** RECORDS FOR THE TASK **

________________________

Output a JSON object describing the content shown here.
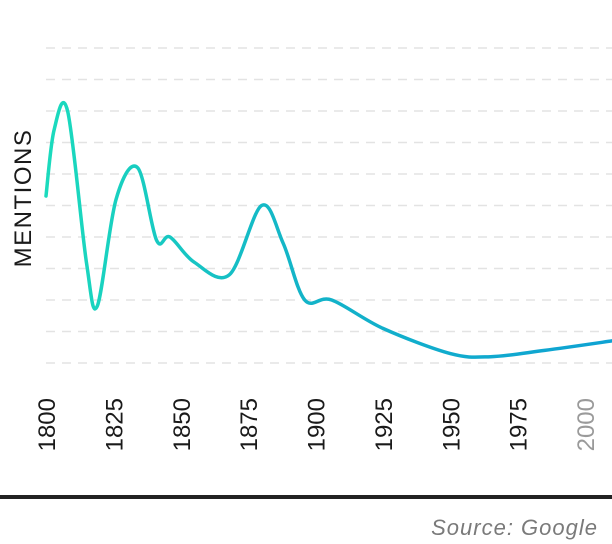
{
  "chart_data": {
    "type": "line",
    "title": "",
    "xlabel": "",
    "ylabel": "MENTIONS",
    "x_ticks": [
      "1800",
      "1825",
      "1850",
      "1875",
      "1900",
      "1925",
      "1950",
      "1975",
      "2000"
    ],
    "muted_ticks": [
      "2000"
    ],
    "xlim": [
      1800,
      2010
    ],
    "ylim": [
      0,
      10
    ],
    "grid": true,
    "gridlines": [
      1,
      2,
      3,
      4,
      5,
      6,
      7,
      8,
      9,
      10
    ],
    "series": [
      {
        "x": [
          1800,
          1803,
          1808,
          1815,
          1819,
          1826,
          1834,
          1841,
          1846,
          1855,
          1868,
          1880,
          1888,
          1896,
          1906,
          1925,
          1950,
          1965,
          1985,
          2010
        ],
        "y": [
          5.3,
          7.4,
          8.0,
          3.2,
          1.8,
          5.2,
          6.2,
          3.9,
          4.0,
          3.2,
          2.8,
          5.0,
          3.8,
          2.0,
          2.0,
          1.1,
          0.3,
          0.2,
          0.4,
          0.7
        ],
        "gradient": [
          "#1bdbbd",
          "#13b4c8",
          "#0ea2d3"
        ]
      }
    ],
    "source": "Source: Google"
  }
}
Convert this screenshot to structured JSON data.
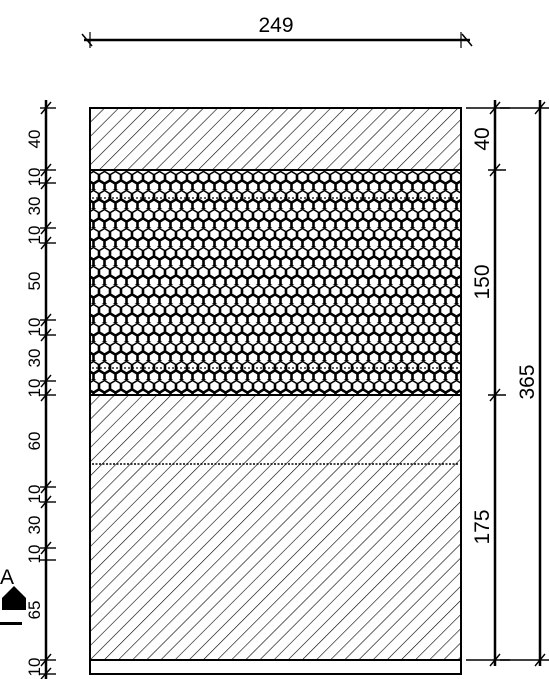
{
  "section_marker": "A",
  "top_dimension": "249",
  "left_dimensions": [
    "40",
    "10",
    "30",
    "10",
    "50",
    "10",
    "30",
    "10",
    "60",
    "10",
    "30",
    "10",
    "65",
    "10"
  ],
  "right_inner_dimensions": [
    "40",
    "150",
    "175"
  ],
  "right_total_dimension": "365",
  "colors": {
    "line": "#000000",
    "background": "#ffffff"
  }
}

________________________

** PROBLEM STATEMENT **
Repeat the line containing "Convert this screenshot" and every line after it up to the end of the material above, exactly as they stand, minus the pictures.

** RESULT OF THE EXERCISE **
Convert this screenshot to structured JSON data.
{
  "section_marker": "A",
  "top_dimension": "249",
  "left_dimensions": [
    "40",
    "10",
    "30",
    "10",
    "50",
    "10",
    "30",
    "10",
    "60",
    "10",
    "30",
    "10",
    "65",
    "10"
  ],
  "right_inner_dimensions": [
    "40",
    "150",
    "175"
  ],
  "right_total_dimension": "365",
  "colors": {
    "line": "#000000",
    "background": "#ffffff"
  }
}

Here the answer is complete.